PROBLEM DETAILS
Find the word "была" in the listing; pull out each line holding it.

Data records
========================================================================
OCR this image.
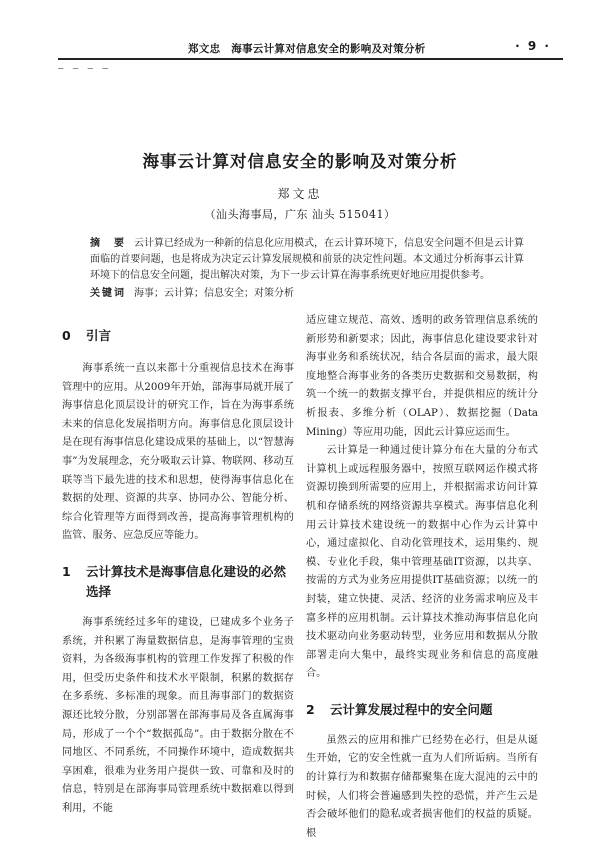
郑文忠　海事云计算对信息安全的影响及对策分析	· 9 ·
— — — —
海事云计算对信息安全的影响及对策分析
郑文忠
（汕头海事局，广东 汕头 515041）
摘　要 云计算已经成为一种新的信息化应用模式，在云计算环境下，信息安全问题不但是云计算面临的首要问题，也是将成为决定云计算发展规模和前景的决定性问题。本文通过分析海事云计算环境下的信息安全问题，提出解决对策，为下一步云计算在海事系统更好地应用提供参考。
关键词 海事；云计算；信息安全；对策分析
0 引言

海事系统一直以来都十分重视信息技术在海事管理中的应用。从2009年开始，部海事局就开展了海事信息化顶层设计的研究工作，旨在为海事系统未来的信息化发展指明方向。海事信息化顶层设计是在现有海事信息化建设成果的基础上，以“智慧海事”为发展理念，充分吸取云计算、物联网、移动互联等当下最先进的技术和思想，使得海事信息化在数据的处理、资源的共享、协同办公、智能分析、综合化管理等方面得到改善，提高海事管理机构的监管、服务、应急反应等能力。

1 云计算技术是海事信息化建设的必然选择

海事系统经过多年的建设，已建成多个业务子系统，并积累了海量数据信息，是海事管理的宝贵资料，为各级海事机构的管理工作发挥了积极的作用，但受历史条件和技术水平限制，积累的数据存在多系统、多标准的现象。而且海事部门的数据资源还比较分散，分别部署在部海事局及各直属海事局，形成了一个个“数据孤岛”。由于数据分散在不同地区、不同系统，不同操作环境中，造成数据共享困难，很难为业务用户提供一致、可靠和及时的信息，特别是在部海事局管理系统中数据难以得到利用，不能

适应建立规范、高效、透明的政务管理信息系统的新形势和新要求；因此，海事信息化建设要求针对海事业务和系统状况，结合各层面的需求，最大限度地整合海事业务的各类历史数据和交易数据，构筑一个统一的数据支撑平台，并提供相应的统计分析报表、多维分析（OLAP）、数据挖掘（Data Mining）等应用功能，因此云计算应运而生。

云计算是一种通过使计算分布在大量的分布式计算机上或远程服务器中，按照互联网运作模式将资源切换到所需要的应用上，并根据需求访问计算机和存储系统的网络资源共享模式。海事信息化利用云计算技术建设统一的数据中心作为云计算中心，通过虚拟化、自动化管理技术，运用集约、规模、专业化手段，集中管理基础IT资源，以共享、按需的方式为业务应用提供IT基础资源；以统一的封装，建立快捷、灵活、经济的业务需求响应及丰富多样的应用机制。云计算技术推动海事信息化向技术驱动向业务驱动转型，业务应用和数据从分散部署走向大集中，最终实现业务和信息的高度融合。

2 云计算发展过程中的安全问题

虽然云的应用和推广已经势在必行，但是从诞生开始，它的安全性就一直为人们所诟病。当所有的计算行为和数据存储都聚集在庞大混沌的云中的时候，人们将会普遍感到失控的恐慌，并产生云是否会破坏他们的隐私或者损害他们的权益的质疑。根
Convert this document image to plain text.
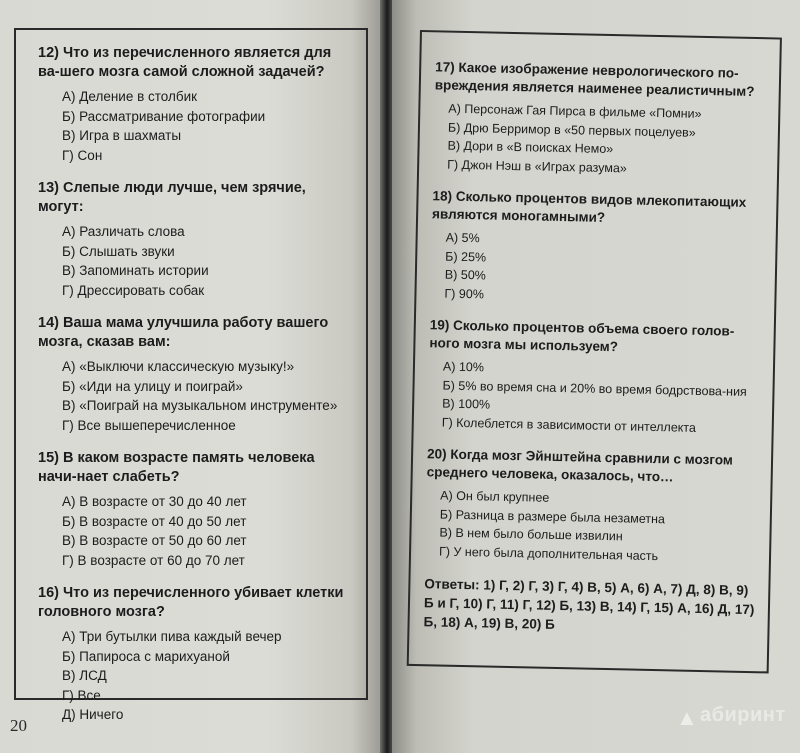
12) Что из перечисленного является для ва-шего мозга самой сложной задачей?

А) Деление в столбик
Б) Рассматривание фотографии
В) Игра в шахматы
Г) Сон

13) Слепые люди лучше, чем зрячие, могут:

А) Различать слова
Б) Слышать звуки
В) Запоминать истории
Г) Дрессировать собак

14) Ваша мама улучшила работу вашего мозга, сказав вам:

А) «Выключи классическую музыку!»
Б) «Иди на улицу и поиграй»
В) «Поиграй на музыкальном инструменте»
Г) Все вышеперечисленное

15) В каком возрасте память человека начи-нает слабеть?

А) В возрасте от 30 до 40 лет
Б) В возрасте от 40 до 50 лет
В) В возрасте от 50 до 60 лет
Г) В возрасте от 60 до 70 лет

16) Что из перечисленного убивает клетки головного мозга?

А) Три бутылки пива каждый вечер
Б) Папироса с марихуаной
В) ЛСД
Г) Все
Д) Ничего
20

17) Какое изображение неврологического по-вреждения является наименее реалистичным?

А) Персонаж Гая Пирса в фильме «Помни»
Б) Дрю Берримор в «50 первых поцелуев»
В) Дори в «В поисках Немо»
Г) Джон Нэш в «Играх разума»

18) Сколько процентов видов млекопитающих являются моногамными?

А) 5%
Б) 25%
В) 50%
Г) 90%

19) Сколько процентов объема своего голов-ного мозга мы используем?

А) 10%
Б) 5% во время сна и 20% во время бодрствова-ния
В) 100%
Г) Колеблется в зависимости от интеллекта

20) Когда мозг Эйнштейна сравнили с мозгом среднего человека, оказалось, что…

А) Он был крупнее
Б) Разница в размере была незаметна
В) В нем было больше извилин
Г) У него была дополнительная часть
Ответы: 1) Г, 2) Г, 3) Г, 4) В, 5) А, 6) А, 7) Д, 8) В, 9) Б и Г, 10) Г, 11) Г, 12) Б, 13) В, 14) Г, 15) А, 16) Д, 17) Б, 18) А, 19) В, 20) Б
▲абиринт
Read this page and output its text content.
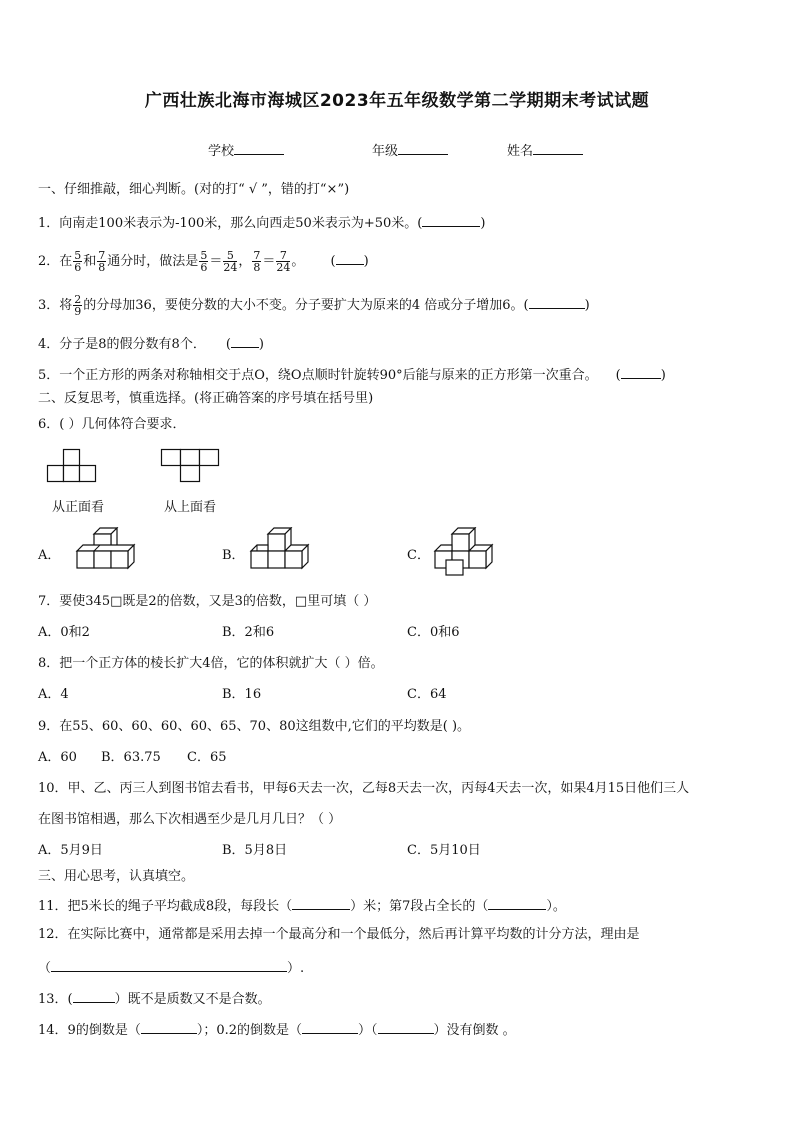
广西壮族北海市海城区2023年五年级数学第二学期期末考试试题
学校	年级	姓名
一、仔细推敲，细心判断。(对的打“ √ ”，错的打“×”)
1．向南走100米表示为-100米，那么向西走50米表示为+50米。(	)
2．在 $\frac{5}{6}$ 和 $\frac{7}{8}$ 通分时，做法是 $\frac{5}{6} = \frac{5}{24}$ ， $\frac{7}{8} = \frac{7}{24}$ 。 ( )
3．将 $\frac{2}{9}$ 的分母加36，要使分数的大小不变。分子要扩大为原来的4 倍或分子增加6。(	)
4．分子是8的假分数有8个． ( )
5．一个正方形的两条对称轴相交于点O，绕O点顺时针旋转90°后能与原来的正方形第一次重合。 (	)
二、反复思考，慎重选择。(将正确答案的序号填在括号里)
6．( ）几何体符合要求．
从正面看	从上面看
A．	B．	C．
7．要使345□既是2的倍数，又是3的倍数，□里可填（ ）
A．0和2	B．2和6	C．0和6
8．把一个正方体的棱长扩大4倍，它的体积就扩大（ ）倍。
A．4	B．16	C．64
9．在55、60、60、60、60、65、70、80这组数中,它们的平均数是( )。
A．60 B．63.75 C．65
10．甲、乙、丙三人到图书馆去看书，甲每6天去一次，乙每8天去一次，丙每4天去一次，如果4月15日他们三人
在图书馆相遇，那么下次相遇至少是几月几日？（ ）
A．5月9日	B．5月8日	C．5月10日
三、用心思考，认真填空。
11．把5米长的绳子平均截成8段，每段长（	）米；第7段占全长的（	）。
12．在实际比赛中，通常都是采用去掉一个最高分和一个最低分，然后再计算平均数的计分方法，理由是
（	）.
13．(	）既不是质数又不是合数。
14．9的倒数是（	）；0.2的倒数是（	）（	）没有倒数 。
========================================================================
ANSWER FOR THIS EXERCISE
Б) Разница в размере была незаметна
Г) У него была дополнительная часть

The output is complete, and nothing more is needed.